Required task: Below is a listing; write it out exactly and drop any images from it.

***** Records for the exercise *****

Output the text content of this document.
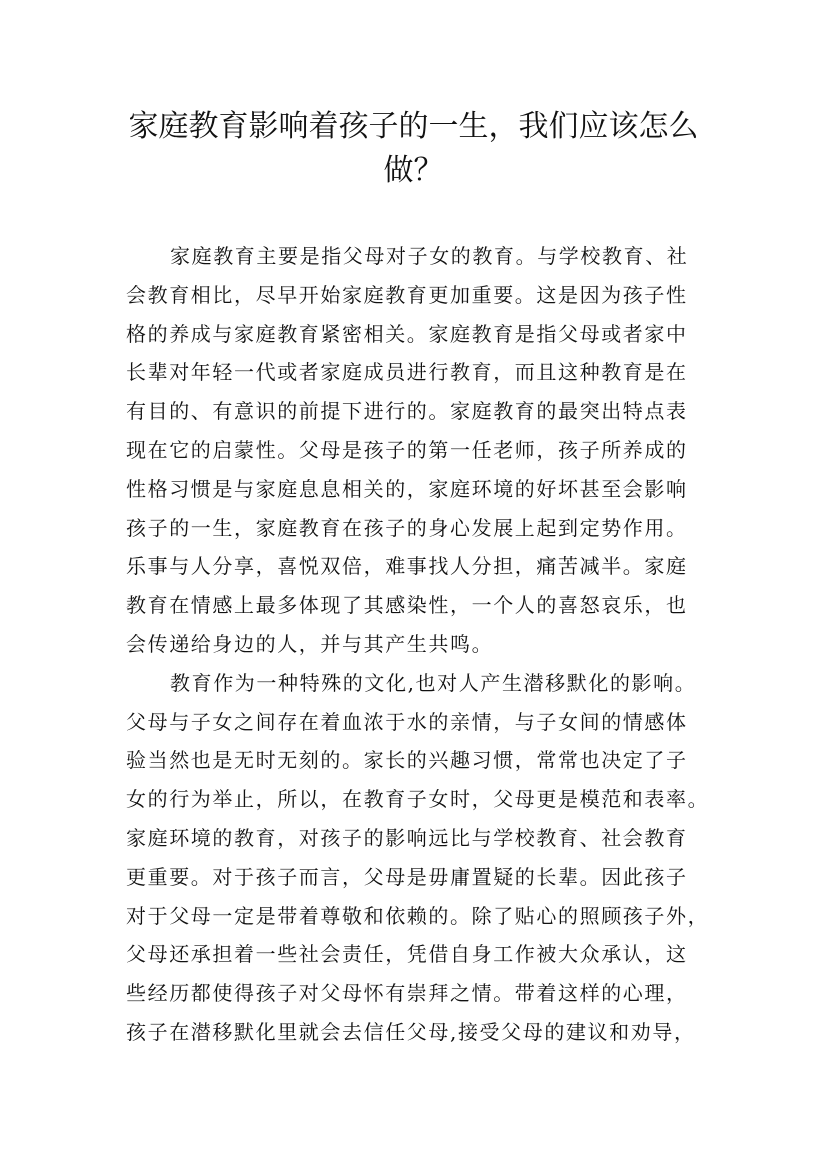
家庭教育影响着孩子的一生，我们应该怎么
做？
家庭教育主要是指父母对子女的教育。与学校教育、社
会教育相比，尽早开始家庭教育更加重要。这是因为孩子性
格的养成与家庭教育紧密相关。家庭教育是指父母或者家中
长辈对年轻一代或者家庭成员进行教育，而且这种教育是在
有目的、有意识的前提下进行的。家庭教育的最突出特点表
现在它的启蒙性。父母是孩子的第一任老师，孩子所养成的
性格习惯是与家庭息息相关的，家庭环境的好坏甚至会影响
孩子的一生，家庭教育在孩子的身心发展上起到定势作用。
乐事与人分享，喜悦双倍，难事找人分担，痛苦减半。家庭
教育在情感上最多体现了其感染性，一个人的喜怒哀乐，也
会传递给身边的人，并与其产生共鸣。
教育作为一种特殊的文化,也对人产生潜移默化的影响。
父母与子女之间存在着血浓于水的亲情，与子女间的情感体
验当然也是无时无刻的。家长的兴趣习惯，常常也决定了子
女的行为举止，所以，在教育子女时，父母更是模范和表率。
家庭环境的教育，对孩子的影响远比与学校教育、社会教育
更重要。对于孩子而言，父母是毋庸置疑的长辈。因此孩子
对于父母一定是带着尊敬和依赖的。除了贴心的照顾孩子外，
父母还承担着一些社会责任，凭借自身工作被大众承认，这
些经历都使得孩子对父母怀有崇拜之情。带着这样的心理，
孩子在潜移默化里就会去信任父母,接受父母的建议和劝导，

*****

Answer:
Output the text content of this document.
家庭教育影响着孩子的一生，我们应该怎么
做？
家庭教育主要是指父母对子女的教育。与学校教育、社
会教育相比，尽早开始家庭教育更加重要。这是因为孩子性
格的养成与家庭教育紧密相关。家庭教育是指父母或者家中
长辈对年轻一代或者家庭成员进行教育，而且这种教育是在
有目的、有意识的前提下进行的。家庭教育的最突出特点表
现在它的启蒙性。父母是孩子的第一任老师，孩子所养成的
性格习惯是与家庭息息相关的，家庭环境的好坏甚至会影响
孩子的一生，家庭教育在孩子的身心发展上起到定势作用。
乐事与人分享，喜悦双倍，难事找人分担，痛苦减半。家庭
教育在情感上最多体现了其感染性，一个人的喜怒哀乐，也
会传递给身边的人，并与其产生共鸣。
教育作为一种特殊的文化,也对人产生潜移默化的影响。
父母与子女之间存在着血浓于水的亲情，与子女间的情感体
验当然也是无时无刻的。家长的兴趣习惯，常常也决定了子
女的行为举止，所以，在教育子女时，父母更是模范和表率。
家庭环境的教育，对孩子的影响远比与学校教育、社会教育
更重要。对于孩子而言，父母是毋庸置疑的长辈。因此孩子
对于父母一定是带着尊敬和依赖的。除了贴心的照顾孩子外，
父母还承担着一些社会责任，凭借自身工作被大众承认，这
些经历都使得孩子对父母怀有崇拜之情。带着这样的心理，
孩子在潜移默化里就会去信任父母,接受父母的建议和劝导，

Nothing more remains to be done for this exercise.